*Data in this exercise*
----
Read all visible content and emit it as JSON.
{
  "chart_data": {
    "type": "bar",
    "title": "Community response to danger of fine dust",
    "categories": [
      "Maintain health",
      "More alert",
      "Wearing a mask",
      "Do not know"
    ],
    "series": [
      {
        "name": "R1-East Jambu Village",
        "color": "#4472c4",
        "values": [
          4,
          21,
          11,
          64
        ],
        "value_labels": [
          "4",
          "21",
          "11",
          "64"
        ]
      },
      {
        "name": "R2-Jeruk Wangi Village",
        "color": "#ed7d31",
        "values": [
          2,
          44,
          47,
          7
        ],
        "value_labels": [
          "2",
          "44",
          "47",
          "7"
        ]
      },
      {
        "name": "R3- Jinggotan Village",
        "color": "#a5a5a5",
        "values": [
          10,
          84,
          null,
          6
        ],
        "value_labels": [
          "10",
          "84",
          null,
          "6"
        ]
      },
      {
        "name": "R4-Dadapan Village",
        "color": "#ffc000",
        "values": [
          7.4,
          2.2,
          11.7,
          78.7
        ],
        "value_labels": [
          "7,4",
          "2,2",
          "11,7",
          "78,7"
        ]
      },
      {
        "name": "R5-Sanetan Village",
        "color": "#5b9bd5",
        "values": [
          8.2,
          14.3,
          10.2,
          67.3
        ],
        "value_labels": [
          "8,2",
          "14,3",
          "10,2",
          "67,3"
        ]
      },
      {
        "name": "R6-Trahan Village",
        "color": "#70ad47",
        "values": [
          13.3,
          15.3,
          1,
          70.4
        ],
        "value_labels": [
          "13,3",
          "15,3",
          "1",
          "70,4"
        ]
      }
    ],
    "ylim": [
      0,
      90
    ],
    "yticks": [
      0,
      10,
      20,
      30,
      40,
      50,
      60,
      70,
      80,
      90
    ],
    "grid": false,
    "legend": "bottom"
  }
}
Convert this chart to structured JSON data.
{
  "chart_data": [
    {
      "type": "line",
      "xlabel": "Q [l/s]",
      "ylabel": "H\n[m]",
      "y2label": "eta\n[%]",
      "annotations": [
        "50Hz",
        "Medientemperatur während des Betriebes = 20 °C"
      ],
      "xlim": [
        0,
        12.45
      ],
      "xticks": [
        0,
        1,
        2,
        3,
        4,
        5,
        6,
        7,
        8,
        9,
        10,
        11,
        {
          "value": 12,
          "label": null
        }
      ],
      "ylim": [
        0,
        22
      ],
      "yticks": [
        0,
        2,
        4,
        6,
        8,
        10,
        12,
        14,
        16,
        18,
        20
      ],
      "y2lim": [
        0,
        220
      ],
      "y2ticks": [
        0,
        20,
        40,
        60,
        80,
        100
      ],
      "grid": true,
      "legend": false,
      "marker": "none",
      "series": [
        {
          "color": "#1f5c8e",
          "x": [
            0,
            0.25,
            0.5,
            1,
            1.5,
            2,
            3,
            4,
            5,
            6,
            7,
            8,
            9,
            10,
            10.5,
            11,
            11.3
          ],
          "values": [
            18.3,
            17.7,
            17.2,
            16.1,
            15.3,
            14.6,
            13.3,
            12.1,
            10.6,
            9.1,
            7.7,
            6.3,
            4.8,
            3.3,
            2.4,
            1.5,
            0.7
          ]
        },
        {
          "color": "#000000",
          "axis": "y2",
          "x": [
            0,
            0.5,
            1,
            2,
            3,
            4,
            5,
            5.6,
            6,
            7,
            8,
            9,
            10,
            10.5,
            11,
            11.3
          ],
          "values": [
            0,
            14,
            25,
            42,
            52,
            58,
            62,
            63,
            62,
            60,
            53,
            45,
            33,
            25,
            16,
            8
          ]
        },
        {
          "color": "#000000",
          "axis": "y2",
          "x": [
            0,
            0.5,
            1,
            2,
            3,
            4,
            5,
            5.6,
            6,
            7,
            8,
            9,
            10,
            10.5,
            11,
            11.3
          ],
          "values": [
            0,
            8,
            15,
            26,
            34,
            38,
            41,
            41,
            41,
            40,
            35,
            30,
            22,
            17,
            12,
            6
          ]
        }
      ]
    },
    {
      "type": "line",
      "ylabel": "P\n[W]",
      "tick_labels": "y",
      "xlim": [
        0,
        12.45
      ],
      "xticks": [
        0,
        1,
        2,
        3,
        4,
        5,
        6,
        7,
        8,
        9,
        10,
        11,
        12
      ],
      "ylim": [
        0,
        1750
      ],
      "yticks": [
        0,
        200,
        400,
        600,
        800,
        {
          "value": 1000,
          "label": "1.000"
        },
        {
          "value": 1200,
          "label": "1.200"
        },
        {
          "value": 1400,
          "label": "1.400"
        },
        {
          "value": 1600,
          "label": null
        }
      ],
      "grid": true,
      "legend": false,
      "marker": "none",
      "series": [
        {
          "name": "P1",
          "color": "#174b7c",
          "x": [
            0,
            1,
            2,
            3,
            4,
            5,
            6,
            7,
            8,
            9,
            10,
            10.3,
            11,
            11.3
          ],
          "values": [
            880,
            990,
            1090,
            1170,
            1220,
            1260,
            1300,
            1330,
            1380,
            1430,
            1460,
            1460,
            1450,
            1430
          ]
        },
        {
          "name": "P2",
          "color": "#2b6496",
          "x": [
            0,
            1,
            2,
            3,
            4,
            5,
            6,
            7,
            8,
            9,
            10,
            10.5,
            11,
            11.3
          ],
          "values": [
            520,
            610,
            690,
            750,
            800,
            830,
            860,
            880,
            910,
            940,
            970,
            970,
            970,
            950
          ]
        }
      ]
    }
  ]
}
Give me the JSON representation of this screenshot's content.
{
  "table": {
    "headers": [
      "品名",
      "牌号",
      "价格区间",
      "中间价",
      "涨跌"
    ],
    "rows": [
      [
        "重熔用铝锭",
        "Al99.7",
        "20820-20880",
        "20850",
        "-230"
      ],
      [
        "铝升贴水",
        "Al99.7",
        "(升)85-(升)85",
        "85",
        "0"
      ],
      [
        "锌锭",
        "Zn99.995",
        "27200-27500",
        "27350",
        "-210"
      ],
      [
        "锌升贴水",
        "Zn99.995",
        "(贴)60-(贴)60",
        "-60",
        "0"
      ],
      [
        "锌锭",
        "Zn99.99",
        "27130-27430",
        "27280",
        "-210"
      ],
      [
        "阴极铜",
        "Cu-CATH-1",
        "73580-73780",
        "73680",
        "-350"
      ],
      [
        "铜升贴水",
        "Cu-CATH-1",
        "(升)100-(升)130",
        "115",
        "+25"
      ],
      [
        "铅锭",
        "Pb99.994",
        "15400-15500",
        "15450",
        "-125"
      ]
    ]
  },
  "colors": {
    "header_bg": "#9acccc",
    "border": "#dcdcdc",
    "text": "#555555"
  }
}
----
Your task is to reproduce all of the records exactly.

Read all visible content and emit it as JSON.
{
  "chart_data": {
    "type": "bar",
    "title": "Community response to danger of fine dust",
    "categories": [
      "Maintain health",
      "More alert",
      "Wearing a mask",
      "Do not know"
    ],
    "series": [
      {
        "name": "R1-East Jambu Village",
        "color": "#4472c4",
        "values": [
          4,
          21,
          11,
          64
        ],
        "value_labels": [
          "4",
          "21",
          "11",
          "64"
        ]
      },
      {
        "name": "R2-Jeruk Wangi Village",
        "color": "#ed7d31",
        "values": [
          2,
          44,
          47,
          7
        ],
        "value_labels": [
          "2",
          "44",
          "47",
          "7"
        ]
      },
      {
        "name": "R3- Jinggotan Village",
        "color": "#a5a5a5",
        "values": [
          10,
          84,
          null,
          6
        ],
        "value_labels": [
          "10",
          "84",
          null,
          "6"
        ]
      },
      {
        "name": "R4-Dadapan Village",
        "color": "#ffc000",
        "values": [
          7.4,
          2.2,
          11.7,
          78.7
        ],
        "value_labels": [
          "7,4",
          "2,2",
          "11,7",
          "78,7"
        ]
      },
      {
        "name": "R5-Sanetan Village",
        "color": "#5b9bd5",
        "values": [
          8.2,
          14.3,
          10.2,
          67.3
        ],
        "value_labels": [
          "8,2",
          "14,3",
          "10,2",
          "67,3"
        ]
      },
      {
        "name": "R6-Trahan Village",
        "color": "#70ad47",
        "values": [
          13.3,
          15.3,
          1,
          70.4
        ],
        "value_labels": [
          "13,3",
          "15,3",
          "1",
          "70,4"
        ]
      }
    ],
    "ylim": [
      0,
      90
    ],
    "yticks": [
      0,
      10,
      20,
      30,
      40,
      50,
      60,
      70,
      80,
      90
    ],
    "grid": false,
    "legend": "bottom"
  }
}
Convert this chart to structured JSON data.
{
  "chart_data": [
    {
      "type": "line",
      "xlabel": "Q [l/s]",
      "ylabel": "H\n[m]",
      "y2label": "eta\n[%]",
      "annotations": [
        "50Hz",
        "Medientemperatur während des Betriebes = 20 °C"
      ],
      "xlim": [
        0,
        12.45
      ],
      "xticks": [
        0,
        1,
        2,
        3,
        4,
        5,
        6,
        7,
        8,
        9,
        10,
        11,
        {
          "value": 12,
          "label": null
        }
      ],
      "ylim": [
        0,
        22
      ],
      "yticks": [
        0,
        2,
        4,
        6,
        8,
        10,
        12,
        14,
        16,
        18,
        20
      ],
      "y2lim": [
        0,
        220
      ],
      "y2ticks": [
        0,
        20,
        40,
        60,
        80,
        100
      ],
      "grid": true,
      "legend": false,
      "marker": "none",
      "series": [
        {
          "color": "#1f5c8e",
          "x": [
            0,
            0.25,
            0.5,
            1,
            1.5,
            2,
            3,
            4,
            5,
            6,
            7,
            8,
            9,
            10,
            10.5,
            11,
            11.3
          ],
          "values": [
            18.3,
            17.7,
            17.2,
            16.1,
            15.3,
            14.6,
            13.3,
            12.1,
            10.6,
            9.1,
            7.7,
            6.3,
            4.8,
            3.3,
            2.4,
            1.5,
            0.7
          ]
        },
        {
          "color": "#000000",
          "axis": "y2",
          "x": [
            0,
            0.5,
            1,
            2,
            3,
            4,
            5,
            5.6,
            6,
            7,
            8,
            9,
            10,
            10.5,
            11,
            11.3
          ],
          "values": [
            0,
            14,
            25,
            42,
            52,
            58,
            62,
            63,
            62,
            60,
            53,
            45,
            33,
            25,
            16,
            8
          ]
        },
        {
          "color": "#000000",
          "axis": "y2",
          "x": [
            0,
            0.5,
            1,
            2,
            3,
            4,
            5,
            5.6,
            6,
            7,
            8,
            9,
            10,
            10.5,
            11,
            11.3
          ],
          "values": [
            0,
            8,
            15,
            26,
            34,
            38,
            41,
            41,
            41,
            40,
            35,
            30,
            22,
            17,
            12,
            6
          ]
        }
      ]
    },
    {
      "type": "line",
      "ylabel": "P\n[W]",
      "tick_labels": "y",
      "xlim": [
        0,
        12.45
      ],
      "xticks": [
        0,
        1,
        2,
        3,
        4,
        5,
        6,
        7,
        8,
        9,
        10,
        11,
        12
      ],
      "ylim": [
        0,
        1750
      ],
      "yticks": [
        0,
        200,
        400,
        600,
        800,
        {
          "value": 1000,
          "label": "1.000"
        },
        {
          "value": 1200,
          "label": "1.200"
        },
        {
          "value": 1400,
          "label": "1.400"
        },
        {
          "value": 1600,
          "label": null
        }
      ],
      "grid": true,
      "legend": false,
      "marker": "none",
      "series": [
        {
          "name": "P1",
          "color": "#174b7c",
          "x": [
            0,
            1,
            2,
            3,
            4,
            5,
            6,
            7,
            8,
            9,
            10,
            10.3,
            11,
            11.3
          ],
          "values": [
            880,
            990,
            1090,
            1170,
            1220,
            1260,
            1300,
            1330,
            1380,
            1430,
            1460,
            1460,
            1450,
            1430
          ]
        },
        {
          "name": "P2",
          "color": "#2b6496",
          "x": [
            0,
            1,
            2,
            3,
            4,
            5,
            6,
            7,
            8,
            9,
            10,
            10.5,
            11,
            11.3
          ],
          "values": [
            520,
            610,
            690,
            750,
            800,
            830,
            860,
            880,
            910,
            940,
            970,
            970,
            970,
            950
          ]
        }
      ]
    }
  ]
}
Give me the JSON representation of this screenshot's content.
{
  "table": {
    "headers": [
      "品名",
      "牌号",
      "价格区间",
      "中间价",
      "涨跌"
    ],
    "rows": [
      [
        "重熔用铝锭",
        "Al99.7",
        "20820-20880",
        "20850",
        "-230"
      ],
      [
        "铝升贴水",
        "Al99.7",
        "(升)85-(升)85",
        "85",
        "0"
      ],
      [
        "锌锭",
        "Zn99.995",
        "27200-27500",
        "27350",
        "-210"
      ],
      [
        "锌升贴水",
        "Zn99.995",
        "(贴)60-(贴)60",
        "-60",
        "0"
      ],
      [
        "锌锭",
        "Zn99.99",
        "27130-27430",
        "27280",
        "-210"
      ],
      [
        "阴极铜",
        "Cu-CATH-1",
        "73580-73780",
        "73680",
        "-350"
      ],
      [
        "铜升贴水",
        "Cu-CATH-1",
        "(升)100-(升)130",
        "115",
        "+25"
      ],
      [
        "铅锭",
        "Pb99.994",
        "15400-15500",
        "15450",
        "-125"
      ]
    ]
  },
  "colors": {
    "header_bg": "#9acccc",
    "border": "#dcdcdc",
    "text": "#555555"
  }
}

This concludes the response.